Directions for this task >> Leave out any pictures and transcribe all other data below exactly.

━━ Extracted data

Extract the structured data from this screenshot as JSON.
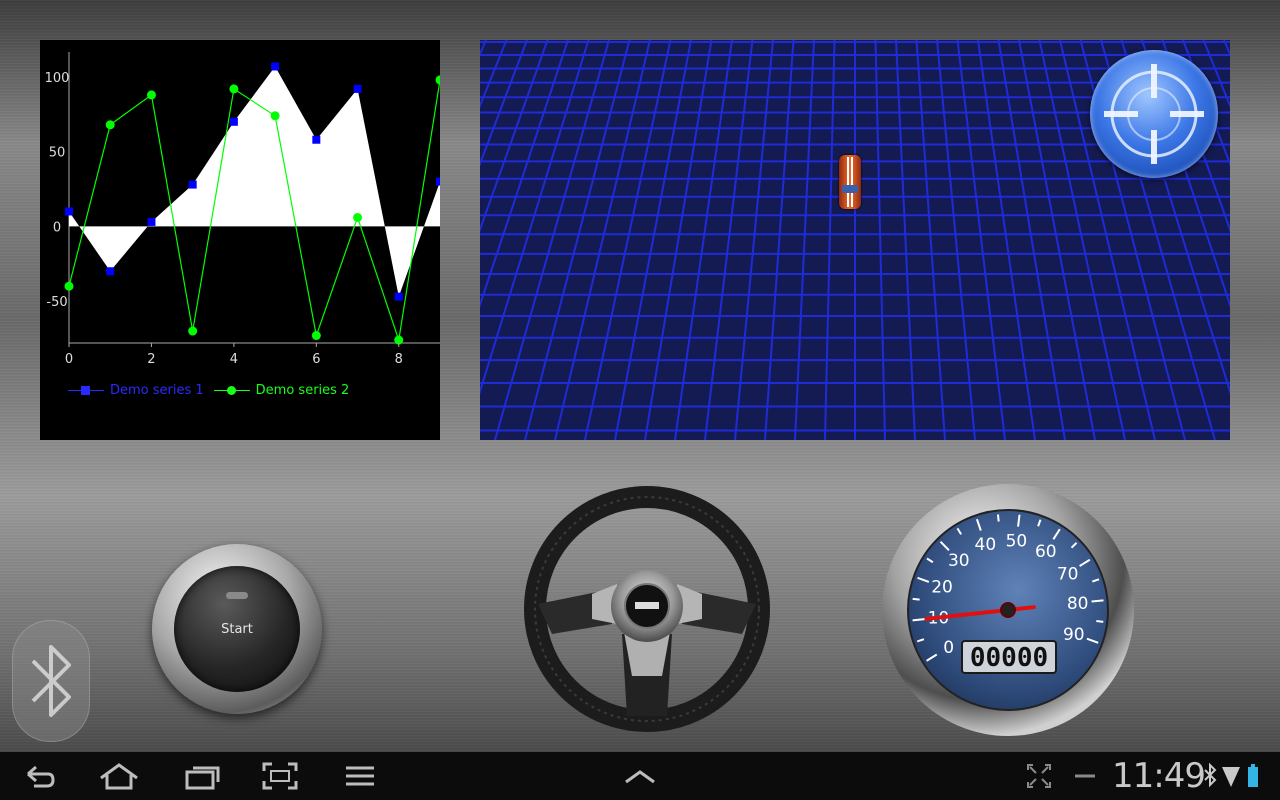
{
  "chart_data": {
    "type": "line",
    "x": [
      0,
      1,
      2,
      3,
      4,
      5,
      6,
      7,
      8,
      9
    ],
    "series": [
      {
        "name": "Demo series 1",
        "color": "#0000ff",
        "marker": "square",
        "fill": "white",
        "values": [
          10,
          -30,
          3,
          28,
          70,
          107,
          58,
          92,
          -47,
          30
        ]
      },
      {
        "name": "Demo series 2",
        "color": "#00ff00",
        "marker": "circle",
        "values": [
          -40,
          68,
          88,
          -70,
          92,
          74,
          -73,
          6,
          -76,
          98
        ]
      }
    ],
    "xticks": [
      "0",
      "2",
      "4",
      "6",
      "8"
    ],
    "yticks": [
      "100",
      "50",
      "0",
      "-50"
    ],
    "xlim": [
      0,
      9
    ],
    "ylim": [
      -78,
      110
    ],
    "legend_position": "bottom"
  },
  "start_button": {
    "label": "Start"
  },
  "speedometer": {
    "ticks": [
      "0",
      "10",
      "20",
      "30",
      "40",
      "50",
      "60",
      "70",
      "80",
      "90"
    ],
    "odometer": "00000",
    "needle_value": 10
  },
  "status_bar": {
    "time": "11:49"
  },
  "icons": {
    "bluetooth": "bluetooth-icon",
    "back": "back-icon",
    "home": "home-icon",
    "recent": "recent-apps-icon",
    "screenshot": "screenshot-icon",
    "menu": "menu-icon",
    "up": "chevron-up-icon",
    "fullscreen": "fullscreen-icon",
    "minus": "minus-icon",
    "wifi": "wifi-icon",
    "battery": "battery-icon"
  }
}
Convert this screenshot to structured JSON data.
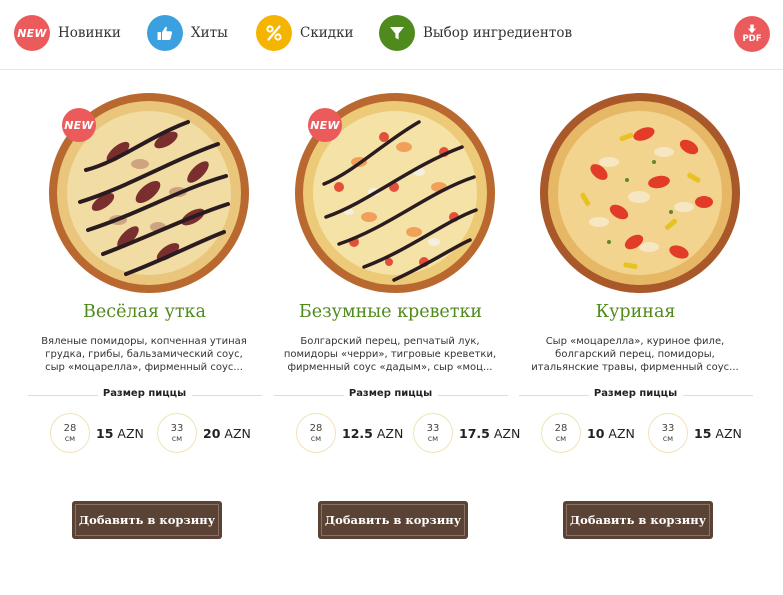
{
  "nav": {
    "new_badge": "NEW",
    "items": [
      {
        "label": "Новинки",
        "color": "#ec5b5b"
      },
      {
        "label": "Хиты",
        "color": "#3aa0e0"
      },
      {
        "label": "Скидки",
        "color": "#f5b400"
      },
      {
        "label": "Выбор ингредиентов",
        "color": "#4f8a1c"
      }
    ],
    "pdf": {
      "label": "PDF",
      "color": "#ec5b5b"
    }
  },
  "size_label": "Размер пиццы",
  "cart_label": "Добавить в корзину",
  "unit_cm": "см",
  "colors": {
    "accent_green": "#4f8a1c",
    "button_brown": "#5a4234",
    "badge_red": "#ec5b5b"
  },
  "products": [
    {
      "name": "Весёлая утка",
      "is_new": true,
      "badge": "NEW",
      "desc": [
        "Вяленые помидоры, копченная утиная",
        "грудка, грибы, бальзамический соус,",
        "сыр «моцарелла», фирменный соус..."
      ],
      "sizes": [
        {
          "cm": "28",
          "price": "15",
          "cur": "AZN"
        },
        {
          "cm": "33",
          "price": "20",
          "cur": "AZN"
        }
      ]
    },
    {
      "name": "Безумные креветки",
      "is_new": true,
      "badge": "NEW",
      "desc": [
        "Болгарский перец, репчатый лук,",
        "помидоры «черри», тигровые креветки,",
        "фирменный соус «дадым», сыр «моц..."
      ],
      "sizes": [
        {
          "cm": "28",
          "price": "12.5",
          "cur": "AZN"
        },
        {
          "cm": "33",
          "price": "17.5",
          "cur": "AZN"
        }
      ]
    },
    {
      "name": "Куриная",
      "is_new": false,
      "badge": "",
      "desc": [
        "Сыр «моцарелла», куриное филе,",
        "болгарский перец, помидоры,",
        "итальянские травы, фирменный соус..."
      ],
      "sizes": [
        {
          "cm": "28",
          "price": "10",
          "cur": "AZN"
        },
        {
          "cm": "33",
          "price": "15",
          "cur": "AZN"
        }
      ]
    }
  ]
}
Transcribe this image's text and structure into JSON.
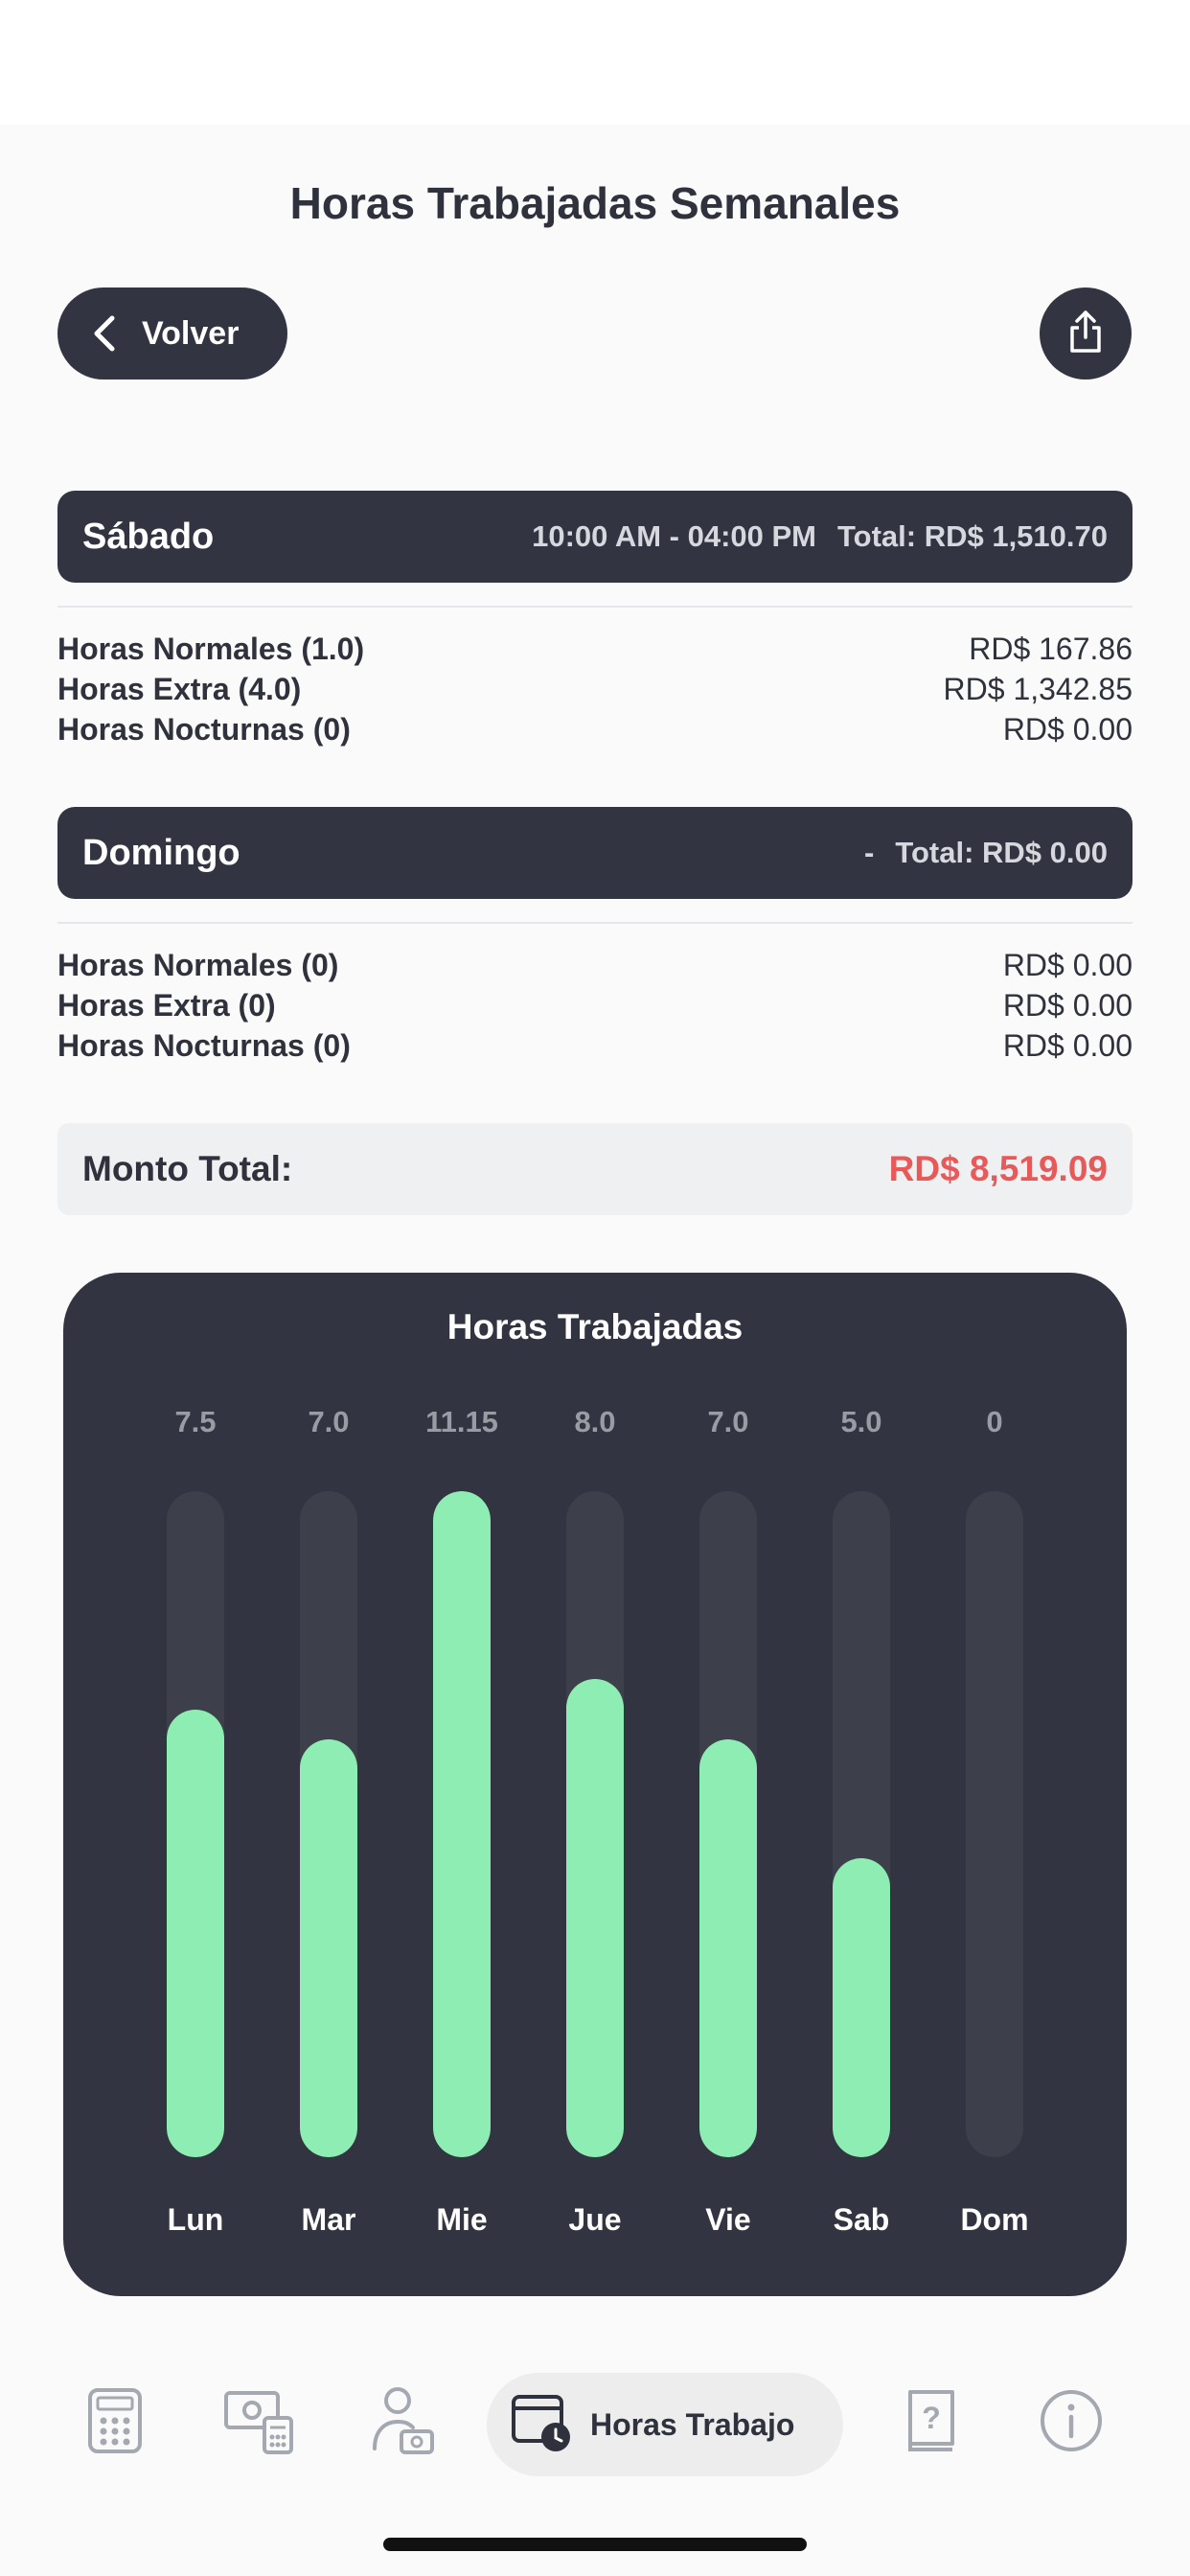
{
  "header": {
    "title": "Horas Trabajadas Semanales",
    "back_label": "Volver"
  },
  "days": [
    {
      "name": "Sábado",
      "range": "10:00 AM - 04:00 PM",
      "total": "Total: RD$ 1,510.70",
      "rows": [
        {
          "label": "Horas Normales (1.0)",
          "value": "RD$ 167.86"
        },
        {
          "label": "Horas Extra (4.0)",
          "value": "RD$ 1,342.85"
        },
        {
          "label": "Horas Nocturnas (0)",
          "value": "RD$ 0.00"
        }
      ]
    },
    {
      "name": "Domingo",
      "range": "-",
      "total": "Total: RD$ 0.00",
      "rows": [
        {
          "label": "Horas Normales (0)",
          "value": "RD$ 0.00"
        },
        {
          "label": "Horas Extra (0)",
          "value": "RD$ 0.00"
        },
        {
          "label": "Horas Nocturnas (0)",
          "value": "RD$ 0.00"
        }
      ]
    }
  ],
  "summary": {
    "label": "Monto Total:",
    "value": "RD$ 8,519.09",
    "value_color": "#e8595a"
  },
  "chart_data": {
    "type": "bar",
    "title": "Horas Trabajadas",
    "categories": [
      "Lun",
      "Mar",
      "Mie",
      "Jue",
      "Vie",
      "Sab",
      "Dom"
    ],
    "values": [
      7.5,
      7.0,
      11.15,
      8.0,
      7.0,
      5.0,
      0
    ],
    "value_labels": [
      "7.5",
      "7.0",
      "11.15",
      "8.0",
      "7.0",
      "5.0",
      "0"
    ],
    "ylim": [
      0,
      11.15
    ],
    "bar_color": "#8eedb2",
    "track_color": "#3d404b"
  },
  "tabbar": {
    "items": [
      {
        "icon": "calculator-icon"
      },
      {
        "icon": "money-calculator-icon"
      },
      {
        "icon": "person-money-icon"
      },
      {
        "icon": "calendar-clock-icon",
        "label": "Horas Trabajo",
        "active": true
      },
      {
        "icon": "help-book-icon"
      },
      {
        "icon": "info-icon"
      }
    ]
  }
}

━━━━

Exercise result >>
Extract the structured data from this screenshot as JSON.
{
  "chart_data": {
    "type": "line",
    "x": [
      0,
      1,
      2,
      3,
      4,
      5,
      6,
      7,
      8,
      9
    ],
    "series": [
      {
        "name": "Demo series 1",
        "color": "#0000ff",
        "marker": "square",
        "fill": "white",
        "values": [
          10,
          -30,
          3,
          28,
          70,
          107,
          58,
          92,
          -47,
          30
        ]
      },
      {
        "name": "Demo series 2",
        "color": "#00ff00",
        "marker": "circle",
        "values": [
          -40,
          68,
          88,
          -70,
          92,
          74,
          -73,
          6,
          -76,
          98
        ]
      }
    ],
    "xticks": [
      "0",
      "2",
      "4",
      "6",
      "8"
    ],
    "yticks": [
      "100",
      "50",
      "0",
      "-50"
    ],
    "xlim": [
      0,
      9
    ],
    "ylim": [
      -78,
      110
    ],
    "legend_position": "bottom"
  },
  "start_button": {
    "label": "Start"
  },
  "speedometer": {
    "ticks": [
      "0",
      "10",
      "20",
      "30",
      "40",
      "50",
      "60",
      "70",
      "80",
      "90"
    ],
    "odometer": "00000",
    "needle_value": 10
  },
  "status_bar": {
    "time": "11:49"
  },
  "icons": {
    "bluetooth": "bluetooth-icon",
    "back": "back-icon",
    "home": "home-icon",
    "recent": "recent-apps-icon",
    "screenshot": "screenshot-icon",
    "menu": "menu-icon",
    "up": "chevron-up-icon",
    "fullscreen": "fullscreen-icon",
    "minus": "minus-icon",
    "wifi": "wifi-icon",
    "battery": "battery-icon"
  }
}
Convert this screenshot to structured JSON data.
{
  "nav": {
    "new_badge": "NEW",
    "items": [
      {
        "label": "Новинки",
        "color": "#ec5b5b"
      },
      {
        "label": "Хиты",
        "color": "#3aa0e0"
      },
      {
        "label": "Скидки",
        "color": "#f5b400"
      },
      {
        "label": "Выбор ингредиентов",
        "color": "#4f8a1c"
      }
    ],
    "pdf": {
      "label": "PDF",
      "color": "#ec5b5b"
    }
  },
  "size_label": "Размер пиццы",
  "cart_label": "Добавить в корзину",
  "unit_cm": "см",
  "colors": {
    "accent_green": "#4f8a1c",
    "button_brown": "#5a4234",
    "badge_red": "#ec5b5b"
  },
  "products": [
    {
      "name": "Весёлая утка",
      "is_new": true,
      "badge": "NEW",
      "desc": [
        "Вяленые помидоры, копченная утиная",
        "грудка, грибы, бальзамический соус,",
        "сыр «моцарелла», фирменный соус..."
      ],
      "sizes": [
        {
          "cm": "28",
          "price": "15",
          "cur": "AZN"
        },
        {
          "cm": "33",
          "price": "20",
          "cur": "AZN"
        }
      ]
    },
    {
      "name": "Безумные креветки",
      "is_new": true,
      "badge": "NEW",
      "desc": [
        "Болгарский перец, репчатый лук,",
        "помидоры «черри», тигровые креветки,",
        "фирменный соус «дадым», сыр «моц..."
      ],
      "sizes": [
        {
          "cm": "28",
          "price": "12.5",
          "cur": "AZN"
        },
        {
          "cm": "33",
          "price": "17.5",
          "cur": "AZN"
        }
      ]
    },
    {
      "name": "Куриная",
      "is_new": false,
      "badge": "",
      "desc": [
        "Сыр «моцарелла», куриное филе,",
        "болгарский перец, помидоры,",
        "итальянские травы, фирменный соус..."
      ],
      "sizes": [
        {
          "cm": "28",
          "price": "10",
          "cur": "AZN"
        },
        {
          "cm": "33",
          "price": "15",
          "cur": "AZN"
        }
      ]
    }
  ]
}
Transcribe this image's text and structure into JSON.
{
  "header": {
    "title": "Horas Trabajadas Semanales",
    "back_label": "Volver"
  },
  "days": [
    {
      "name": "Sábado",
      "range": "10:00 AM - 04:00 PM",
      "total": "Total: RD$ 1,510.70",
      "rows": [
        {
          "label": "Horas Normales (1.0)",
          "value": "RD$ 167.86"
        },
        {
          "label": "Horas Extra (4.0)",
          "value": "RD$ 1,342.85"
        },
        {
          "label": "Horas Nocturnas (0)",
          "value": "RD$ 0.00"
        }
      ]
    },
    {
      "name": "Domingo",
      "range": "-",
      "total": "Total: RD$ 0.00",
      "rows": [
        {
          "label": "Horas Normales (0)",
          "value": "RD$ 0.00"
        },
        {
          "label": "Horas Extra (0)",
          "value": "RD$ 0.00"
        },
        {
          "label": "Horas Nocturnas (0)",
          "value": "RD$ 0.00"
        }
      ]
    }
  ],
  "summary": {
    "label": "Monto Total:",
    "value": "RD$ 8,519.09",
    "value_color": "#e8595a"
  },
  "chart_data": {
    "type": "bar",
    "title": "Horas Trabajadas",
    "categories": [
      "Lun",
      "Mar",
      "Mie",
      "Jue",
      "Vie",
      "Sab",
      "Dom"
    ],
    "values": [
      7.5,
      7.0,
      11.15,
      8.0,
      7.0,
      5.0,
      0
    ],
    "value_labels": [
      "7.5",
      "7.0",
      "11.15",
      "8.0",
      "7.0",
      "5.0",
      "0"
    ],
    "ylim": [
      0,
      11.15
    ],
    "bar_color": "#8eedb2",
    "track_color": "#3d404b"
  },
  "tabbar": {
    "items": [
      {
        "icon": "calculator-icon"
      },
      {
        "icon": "money-calculator-icon"
      },
      {
        "icon": "person-money-icon"
      },
      {
        "icon": "calendar-clock-icon",
        "label": "Horas Trabajo",
        "active": true
      },
      {
        "icon": "help-book-icon"
      },
      {
        "icon": "info-icon"
      }
    ]
  }
}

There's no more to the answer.